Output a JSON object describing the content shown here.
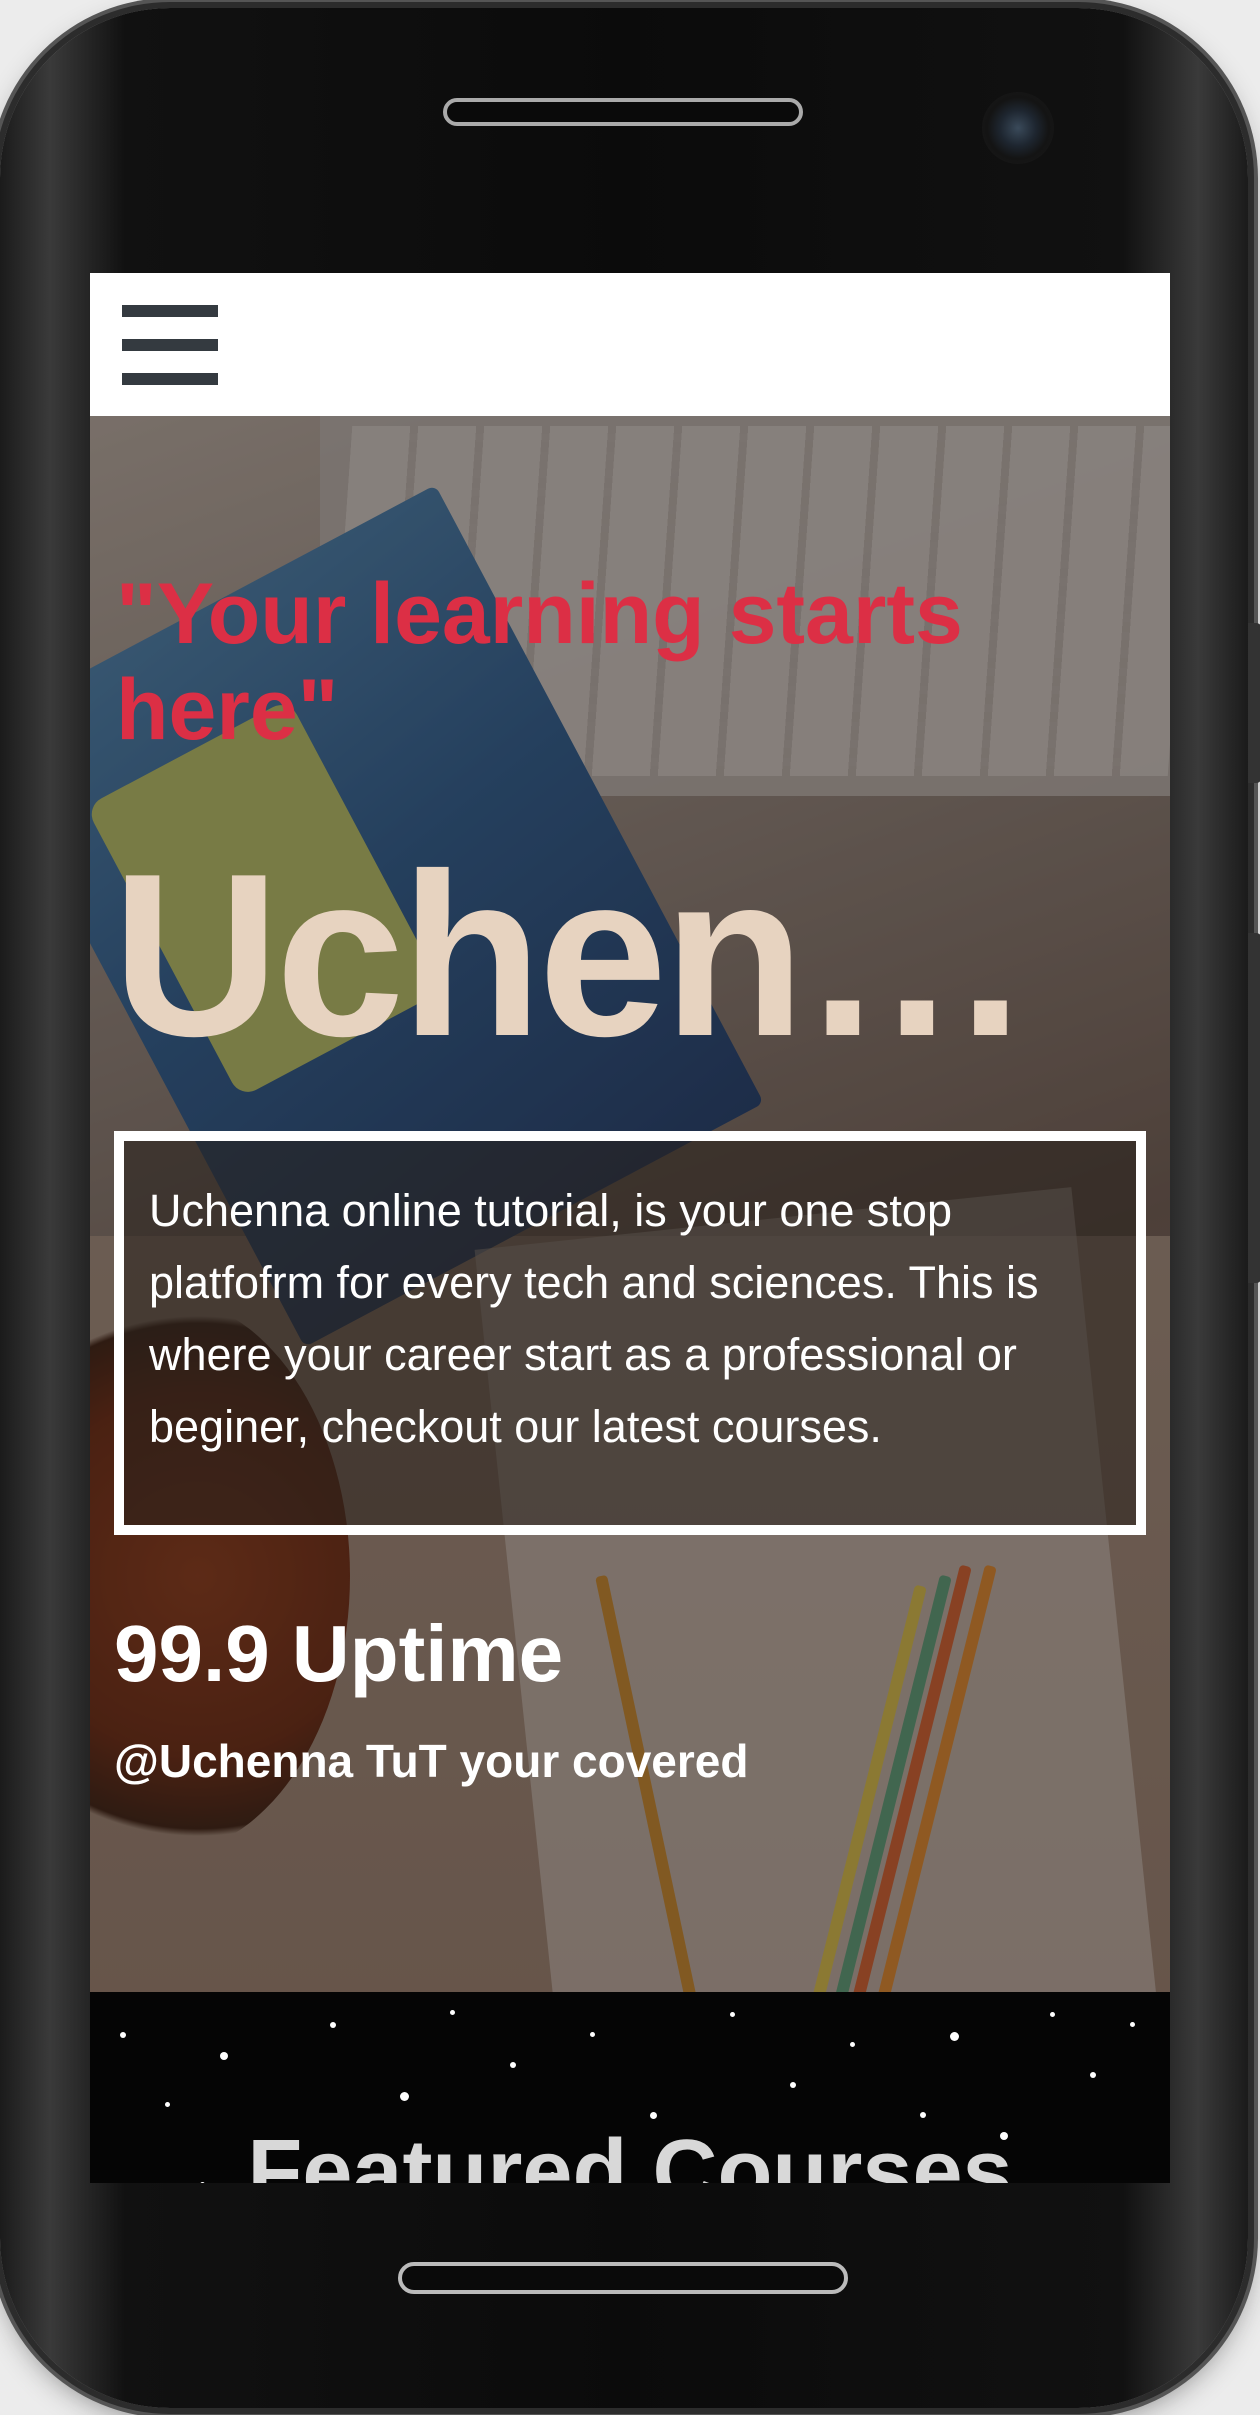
{
  "nav": {
    "menu_icon": "hamburger-menu-icon"
  },
  "hero": {
    "tagline": "\"Your learning starts here\"",
    "brand": "Uchenna Online Tutorial",
    "about": "Uchenna online tutorial, is your one stop platfofrm for every tech and sciences. This is where your career start as a professional or beginer, checkout our latest courses.",
    "uptime": "99.9 Uptime",
    "covered": "@Uchenna TuT your covered"
  },
  "featured": {
    "title": "Featured Courses"
  },
  "colors": {
    "tagline": "#dc2f45",
    "brand": "#e7d3c0",
    "topbar": "#ffffff",
    "menu_icon": "#343a40",
    "featured_bg": "#050505"
  }
}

_ _ _

### [Task goal]
Quote the listing above in full, except for the pictures.

### [Response for this exercise]
Output a JSON object describing the content shown here.
{
  "nav": {
    "menu_icon": "hamburger-menu-icon"
  },
  "hero": {
    "tagline": "\"Your learning starts here\"",
    "brand": "Uchenna Online Tutorial",
    "about": "Uchenna online tutorial, is your one stop platfofrm for every tech and sciences. This is where your career start as a professional or beginer, checkout our latest courses.",
    "uptime": "99.9 Uptime",
    "covered": "@Uchenna TuT your covered"
  },
  "featured": {
    "title": "Featured Courses"
  },
  "colors": {
    "tagline": "#dc2f45",
    "brand": "#e7d3c0",
    "topbar": "#ffffff",
    "menu_icon": "#343a40",
    "featured_bg": "#050505"
  }
}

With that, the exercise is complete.